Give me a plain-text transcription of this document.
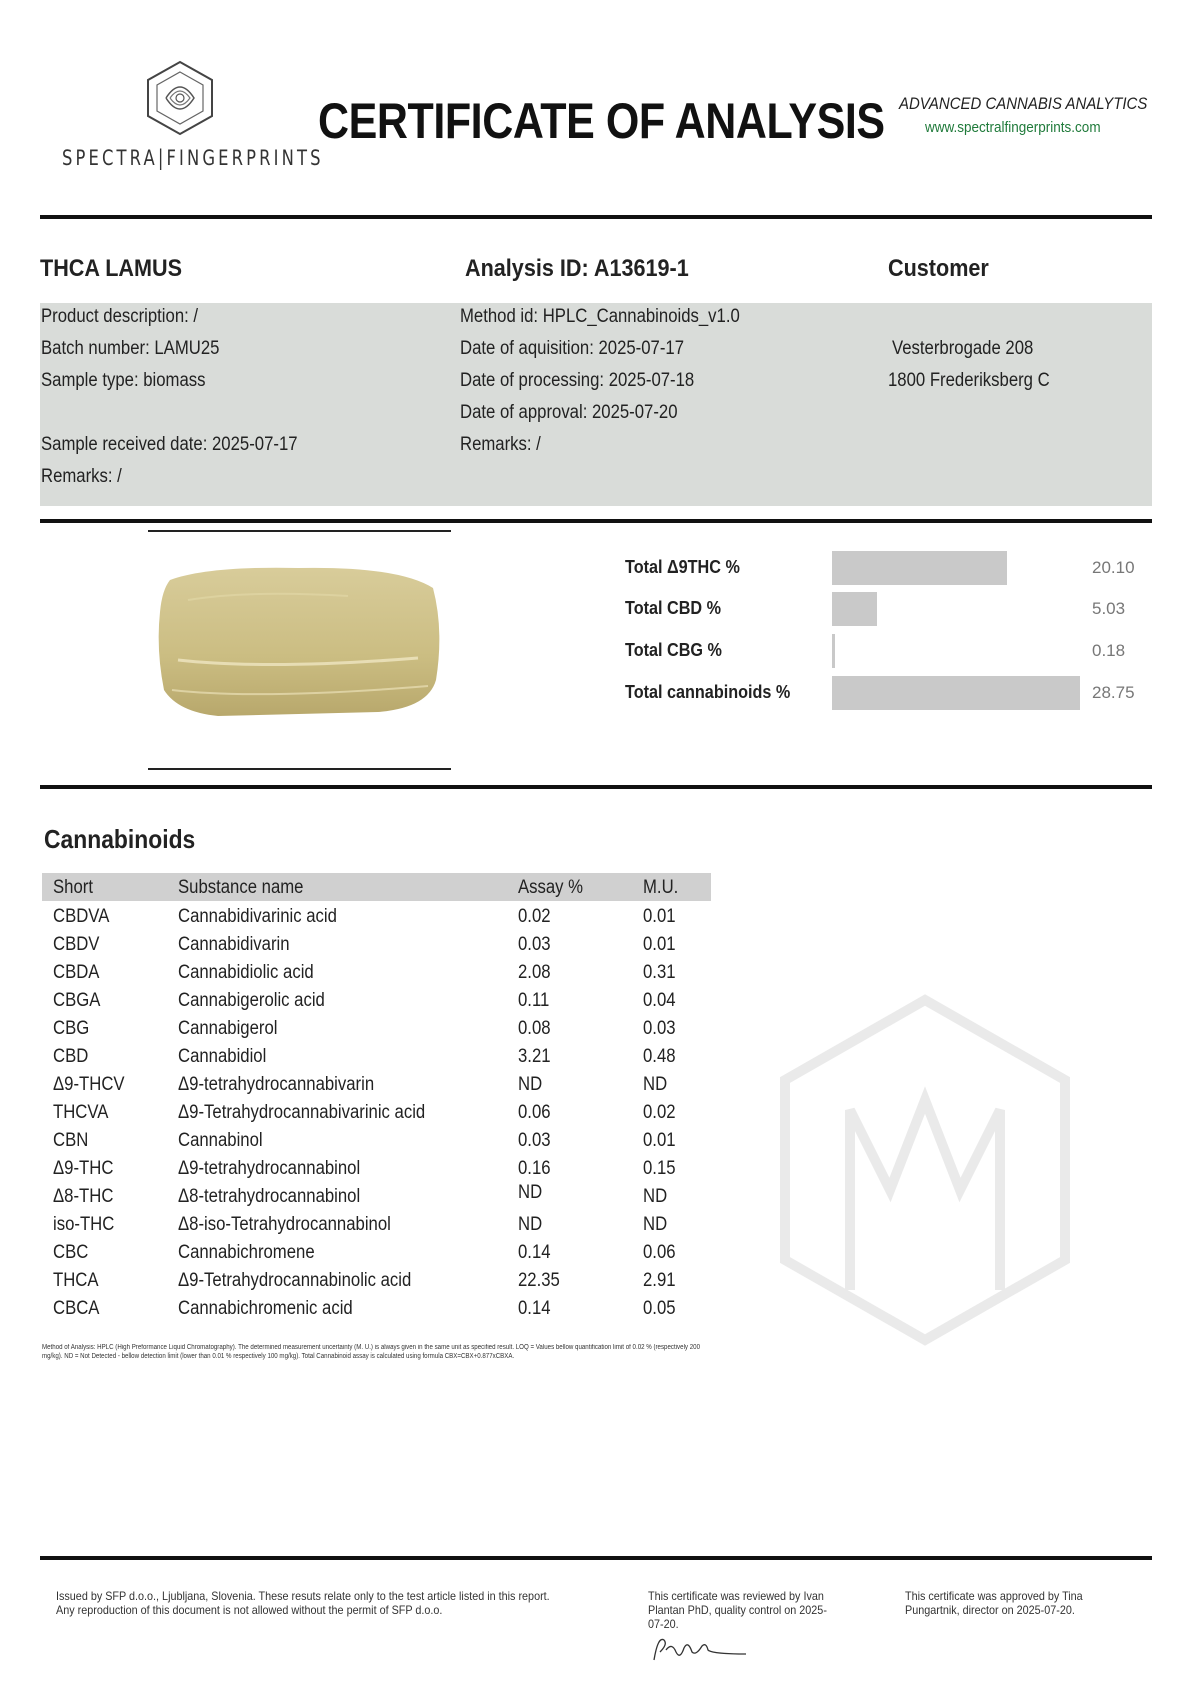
SPECTRA|FINGERPRINTS
CERTIFICATE OF ANALYSIS ADVANCED CANNABIS ANALYTICS
www.spectralfingerprints.com
THCA LAMUS	Analysis ID: A13619-1	Customer
Product description: /
Batch number: LAMU25
Sample type: biomass
Sample received date: 2025-07-17
Remarks: /
Method id: HPLC_Cannabinoids_v1.0
Date of aquisition: 2025-07-17
Date of processing: 2025-07-18
Date of approval: 2025-07-20
Remarks: /
Vesterbrogade 208
1800 Frederiksberg C
Total Δ9THC %	20.10
Total CBD %	5.03
Total CBG %	0.18
Total cannabinoids %	28.75
Cannabinoids
Short	Substance name	Assay %	M.U.
CBDVA	Cannabidivarinic acid	0.02	0.01
CBDV	Cannabidivarin	0.03	0.01
CBDA	Cannabidiolic acid	2.08	0.31
CBGA	Cannabigerolic acid	0.11	0.04
CBG	Cannabigerol	0.08	0.03
CBD	Cannabidiol	3.21	0.48
Δ9-THCV	Δ9-tetrahydrocannabivarin	ND	ND
THCVA	Δ9-Tetrahydrocannabivarinic acid	0.06	0.02
CBN	Cannabinol	0.03	0.01
Δ9-THC	Δ9-tetrahydrocannabinol	0.16	0.15
Δ8-THC	Δ8-tetrahydrocannabinol	ND	ND
iso-THC	Δ8-iso-Tetrahydrocannabinol	ND	ND
CBC	Cannabichromene	0.14	0.06
THCA	Δ9-Tetrahydrocannabinolic acid	22.35	2.91
CBCA	Cannabichromenic acid	0.14	0.05
Method of Analysis: HPLC (High Preformance Liquid Chromatography). The determined measurement uncertainty (M. U.) is always given in the same unit as specified result. LOQ = Values bellow quantification limit of 0.02 % (respectively 200 mg/kg). ND = Not Detected - bellow detection limit (lower than 0.01 % respectively 100 mg/kg). Total Cannabinoid assay is calculated using formula CBX=CBX+0.877xCBXA.
Issued by SFP d.o.o., Ljubljana, Slovenia. These resuts relate only to the test article listed in this report. Any reproduction of this document is not allowed without the permit of SFP d.o.o.
This certificate was reviewed by Ivan Plantan PhD, quality control on 2025-07-20.
This certificate was approved by Tina Pungartnik, director on 2025-07-20.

================

■ **What the task asks**:
Repeat each entry exactly as given; no pictures belong in the copy.

■ **Result**:
Give me a plain-text transcription of this document.
SPECTRA|FINGERPRINTS
CERTIFICATE OF ANALYSIS ADVANCED CANNABIS ANALYTICS
www.spectralfingerprints.com
THCA LAMUS	Analysis ID: A13619-1	Customer
Product description: /
Batch number: LAMU25
Sample type: biomass
Sample received date: 2025-07-17
Remarks: /
Method id: HPLC_Cannabinoids_v1.0
Date of aquisition: 2025-07-17
Date of processing: 2025-07-18
Date of approval: 2025-07-20
Remarks: /
Vesterbrogade 208
1800 Frederiksberg C
Total Δ9THC %	20.10
Total CBD %	5.03
Total CBG %	0.18
Total cannabinoids %	28.75
Cannabinoids
Short	Substance name	Assay %	M.U.
CBDVA	Cannabidivarinic acid	0.02	0.01
CBDV	Cannabidivarin	0.03	0.01
CBDA	Cannabidiolic acid	2.08	0.31
CBGA	Cannabigerolic acid	0.11	0.04
CBG	Cannabigerol	0.08	0.03
CBD	Cannabidiol	3.21	0.48
Δ9-THCV	Δ9-tetrahydrocannabivarin	ND	ND
THCVA	Δ9-Tetrahydrocannabivarinic acid	0.06	0.02
CBN	Cannabinol	0.03	0.01
Δ9-THC	Δ9-tetrahydrocannabinol	0.16	0.15
Δ8-THC	Δ8-tetrahydrocannabinol	ND	ND
iso-THC	Δ8-iso-Tetrahydrocannabinol	ND	ND
CBC	Cannabichromene	0.14	0.06
THCA	Δ9-Tetrahydrocannabinolic acid	22.35	2.91
CBCA	Cannabichromenic acid	0.14	0.05
Method of Analysis: HPLC (High Preformance Liquid Chromatography). The determined measurement uncertainty (M. U.) is always given in the same unit as specified result. LOQ = Values bellow quantification limit of 0.02 % (respectively 200 mg/kg). ND = Not Detected - bellow detection limit (lower than 0.01 % respectively 100 mg/kg). Total Cannabinoid assay is calculated using formula CBX=CBX+0.877xCBXA.
Issued by SFP d.o.o., Ljubljana, Slovenia. These resuts relate only to the test article listed in this report. Any reproduction of this document is not allowed without the permit of SFP d.o.o.
This certificate was reviewed by Ivan Plantan PhD, quality control on 2025-07-20.
This certificate was approved by Tina Pungartnik, director on 2025-07-20.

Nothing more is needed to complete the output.